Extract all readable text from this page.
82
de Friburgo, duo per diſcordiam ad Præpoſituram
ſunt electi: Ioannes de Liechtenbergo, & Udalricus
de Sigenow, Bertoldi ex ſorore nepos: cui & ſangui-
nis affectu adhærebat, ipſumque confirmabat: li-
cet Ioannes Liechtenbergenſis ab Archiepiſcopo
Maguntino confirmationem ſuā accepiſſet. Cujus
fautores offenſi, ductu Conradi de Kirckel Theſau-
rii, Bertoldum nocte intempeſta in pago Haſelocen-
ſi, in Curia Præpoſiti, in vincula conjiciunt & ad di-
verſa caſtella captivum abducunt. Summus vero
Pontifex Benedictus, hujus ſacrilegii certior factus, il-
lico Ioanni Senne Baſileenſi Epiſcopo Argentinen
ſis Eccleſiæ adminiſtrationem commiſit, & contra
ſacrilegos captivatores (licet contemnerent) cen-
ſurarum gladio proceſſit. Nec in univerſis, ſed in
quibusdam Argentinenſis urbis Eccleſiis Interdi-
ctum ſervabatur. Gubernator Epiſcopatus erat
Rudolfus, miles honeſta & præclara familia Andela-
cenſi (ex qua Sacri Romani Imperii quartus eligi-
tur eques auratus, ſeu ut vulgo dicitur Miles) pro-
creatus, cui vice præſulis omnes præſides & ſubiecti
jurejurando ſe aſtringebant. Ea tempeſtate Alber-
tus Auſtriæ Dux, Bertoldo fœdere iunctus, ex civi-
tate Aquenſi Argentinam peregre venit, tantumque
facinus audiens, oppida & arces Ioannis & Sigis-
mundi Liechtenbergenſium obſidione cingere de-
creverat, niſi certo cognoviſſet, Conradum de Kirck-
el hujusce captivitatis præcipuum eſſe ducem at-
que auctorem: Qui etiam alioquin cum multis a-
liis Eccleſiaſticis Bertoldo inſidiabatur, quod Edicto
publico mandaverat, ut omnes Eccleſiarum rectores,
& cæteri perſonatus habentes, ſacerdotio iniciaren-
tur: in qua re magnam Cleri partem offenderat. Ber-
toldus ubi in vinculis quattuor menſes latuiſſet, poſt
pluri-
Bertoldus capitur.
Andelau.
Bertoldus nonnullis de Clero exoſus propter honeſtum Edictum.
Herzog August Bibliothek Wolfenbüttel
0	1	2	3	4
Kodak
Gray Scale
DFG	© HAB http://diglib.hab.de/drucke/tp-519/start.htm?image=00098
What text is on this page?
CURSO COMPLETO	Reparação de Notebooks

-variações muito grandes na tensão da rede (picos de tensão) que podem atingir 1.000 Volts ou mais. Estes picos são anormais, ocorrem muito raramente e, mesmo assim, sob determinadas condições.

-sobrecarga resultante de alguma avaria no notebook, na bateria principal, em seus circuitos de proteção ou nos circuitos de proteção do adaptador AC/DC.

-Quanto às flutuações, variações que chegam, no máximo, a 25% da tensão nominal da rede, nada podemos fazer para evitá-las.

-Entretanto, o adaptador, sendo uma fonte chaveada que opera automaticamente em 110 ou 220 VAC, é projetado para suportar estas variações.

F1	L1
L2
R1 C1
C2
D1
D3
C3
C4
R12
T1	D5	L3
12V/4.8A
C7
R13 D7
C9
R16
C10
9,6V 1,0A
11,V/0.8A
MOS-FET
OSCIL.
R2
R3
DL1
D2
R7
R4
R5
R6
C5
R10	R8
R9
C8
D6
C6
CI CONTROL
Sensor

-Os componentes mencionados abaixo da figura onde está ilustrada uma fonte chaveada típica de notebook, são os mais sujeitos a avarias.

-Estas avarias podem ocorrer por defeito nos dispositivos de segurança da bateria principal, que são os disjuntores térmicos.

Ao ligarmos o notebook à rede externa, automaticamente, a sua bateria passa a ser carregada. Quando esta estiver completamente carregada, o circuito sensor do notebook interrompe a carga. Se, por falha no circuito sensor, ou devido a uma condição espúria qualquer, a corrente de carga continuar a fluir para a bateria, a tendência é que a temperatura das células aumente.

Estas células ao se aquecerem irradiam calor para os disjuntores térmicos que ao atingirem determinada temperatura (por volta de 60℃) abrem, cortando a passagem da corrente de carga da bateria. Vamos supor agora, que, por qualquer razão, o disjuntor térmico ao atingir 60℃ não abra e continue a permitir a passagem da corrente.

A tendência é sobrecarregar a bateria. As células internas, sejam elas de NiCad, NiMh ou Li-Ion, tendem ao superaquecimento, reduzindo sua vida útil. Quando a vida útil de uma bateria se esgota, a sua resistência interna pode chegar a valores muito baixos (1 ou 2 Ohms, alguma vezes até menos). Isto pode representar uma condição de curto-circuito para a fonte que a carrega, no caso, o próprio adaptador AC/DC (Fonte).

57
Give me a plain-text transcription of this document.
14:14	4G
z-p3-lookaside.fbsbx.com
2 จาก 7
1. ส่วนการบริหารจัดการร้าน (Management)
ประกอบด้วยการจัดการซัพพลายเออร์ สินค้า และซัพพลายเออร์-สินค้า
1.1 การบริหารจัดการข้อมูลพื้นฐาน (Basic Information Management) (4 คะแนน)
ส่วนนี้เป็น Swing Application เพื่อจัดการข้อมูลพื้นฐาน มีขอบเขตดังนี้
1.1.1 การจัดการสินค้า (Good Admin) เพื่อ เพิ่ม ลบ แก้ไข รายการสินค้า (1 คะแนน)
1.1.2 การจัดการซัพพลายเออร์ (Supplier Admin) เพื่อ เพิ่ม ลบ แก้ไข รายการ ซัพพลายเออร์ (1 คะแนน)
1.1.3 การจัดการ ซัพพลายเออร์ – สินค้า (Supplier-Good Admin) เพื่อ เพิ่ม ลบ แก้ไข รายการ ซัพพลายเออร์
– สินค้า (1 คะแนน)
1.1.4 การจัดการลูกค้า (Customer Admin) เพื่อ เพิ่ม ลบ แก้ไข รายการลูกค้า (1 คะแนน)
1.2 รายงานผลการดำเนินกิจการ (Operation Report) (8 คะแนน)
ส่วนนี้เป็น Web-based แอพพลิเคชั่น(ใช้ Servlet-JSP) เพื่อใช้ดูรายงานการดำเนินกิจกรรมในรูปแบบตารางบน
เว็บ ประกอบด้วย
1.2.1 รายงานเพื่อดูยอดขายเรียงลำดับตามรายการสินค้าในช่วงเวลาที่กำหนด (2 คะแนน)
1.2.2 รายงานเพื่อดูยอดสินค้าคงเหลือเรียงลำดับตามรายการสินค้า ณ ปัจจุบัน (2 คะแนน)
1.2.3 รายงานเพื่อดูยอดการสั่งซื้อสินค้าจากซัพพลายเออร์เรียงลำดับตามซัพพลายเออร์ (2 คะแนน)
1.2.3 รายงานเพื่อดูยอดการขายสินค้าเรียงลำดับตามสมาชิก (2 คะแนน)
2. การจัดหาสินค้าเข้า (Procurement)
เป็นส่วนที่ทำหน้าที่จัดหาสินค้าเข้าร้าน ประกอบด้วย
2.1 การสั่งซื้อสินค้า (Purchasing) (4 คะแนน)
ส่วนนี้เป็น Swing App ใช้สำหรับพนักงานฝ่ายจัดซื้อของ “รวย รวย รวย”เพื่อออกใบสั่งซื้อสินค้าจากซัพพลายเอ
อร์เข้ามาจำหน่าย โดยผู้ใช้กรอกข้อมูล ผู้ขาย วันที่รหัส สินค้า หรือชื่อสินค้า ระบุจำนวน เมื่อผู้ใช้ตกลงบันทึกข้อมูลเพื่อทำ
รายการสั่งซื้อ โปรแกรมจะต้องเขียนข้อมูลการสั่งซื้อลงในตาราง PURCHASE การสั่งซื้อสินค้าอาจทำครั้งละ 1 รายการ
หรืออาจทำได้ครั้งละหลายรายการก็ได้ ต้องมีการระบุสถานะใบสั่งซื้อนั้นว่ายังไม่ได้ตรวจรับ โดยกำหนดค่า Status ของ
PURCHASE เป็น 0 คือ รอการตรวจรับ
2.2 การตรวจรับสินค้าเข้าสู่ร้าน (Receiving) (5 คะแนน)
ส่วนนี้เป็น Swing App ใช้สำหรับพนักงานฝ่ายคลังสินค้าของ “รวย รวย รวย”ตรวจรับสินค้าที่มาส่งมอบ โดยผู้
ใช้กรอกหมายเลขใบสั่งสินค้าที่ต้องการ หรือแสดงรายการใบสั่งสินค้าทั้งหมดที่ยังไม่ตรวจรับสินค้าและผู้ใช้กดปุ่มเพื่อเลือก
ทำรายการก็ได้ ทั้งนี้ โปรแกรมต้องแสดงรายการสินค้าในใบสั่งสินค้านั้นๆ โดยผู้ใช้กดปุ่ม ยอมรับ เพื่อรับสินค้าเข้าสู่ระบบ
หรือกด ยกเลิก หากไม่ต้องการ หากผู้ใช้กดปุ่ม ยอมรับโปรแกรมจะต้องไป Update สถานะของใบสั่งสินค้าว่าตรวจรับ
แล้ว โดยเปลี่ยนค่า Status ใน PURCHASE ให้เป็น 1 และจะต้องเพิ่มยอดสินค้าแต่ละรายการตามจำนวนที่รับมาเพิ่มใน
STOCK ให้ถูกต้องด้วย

_____

Each line in the entries above that includes the string "fonte" should be extracted.

-Entretanto, o adaptador, sendo uma fonte chaveada que opera automaticamente em 110 ou 220 VAC, é projetado para suportar estas variações.
-Os componentes mencionados abaixo da figura onde está ilustrada uma fonte chaveada típica de notebook, são os mais sujeitos a avarias.
A tendência é sobrecarregar a bateria. As células internas, sejam elas de NiCad, NiMh ou Li-Ion, tendem ao superaquecimento, reduzindo sua vida útil. Quando a vida útil de uma bateria se esgota, a sua resistência interna pode chegar a valores muito baixos (1 ou 2 Ohms, alguma vezes até menos). Isto pode representar uma condição de curto-circuito para a fonte que a carrega, no caso, o próprio adaptador AC/DC (Fonte).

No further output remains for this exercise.